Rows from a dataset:
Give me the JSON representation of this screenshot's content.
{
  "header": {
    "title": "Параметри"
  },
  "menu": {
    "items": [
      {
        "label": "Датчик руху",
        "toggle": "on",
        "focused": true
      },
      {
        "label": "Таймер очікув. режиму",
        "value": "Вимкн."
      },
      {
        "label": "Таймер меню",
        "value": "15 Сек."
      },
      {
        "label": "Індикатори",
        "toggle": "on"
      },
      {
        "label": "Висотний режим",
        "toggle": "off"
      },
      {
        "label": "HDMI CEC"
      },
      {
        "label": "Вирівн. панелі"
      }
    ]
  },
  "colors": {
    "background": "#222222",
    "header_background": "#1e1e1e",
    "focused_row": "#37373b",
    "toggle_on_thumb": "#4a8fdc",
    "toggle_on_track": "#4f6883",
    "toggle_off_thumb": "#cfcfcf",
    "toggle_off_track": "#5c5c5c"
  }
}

**REQUIREMENT**.
Leave out every line without the string "Таймер" and copy the rest.

**SOLUTION TO THIS EXERCISE**.
        "label": "Таймер очікув. режиму",
        "label": "Таймер меню",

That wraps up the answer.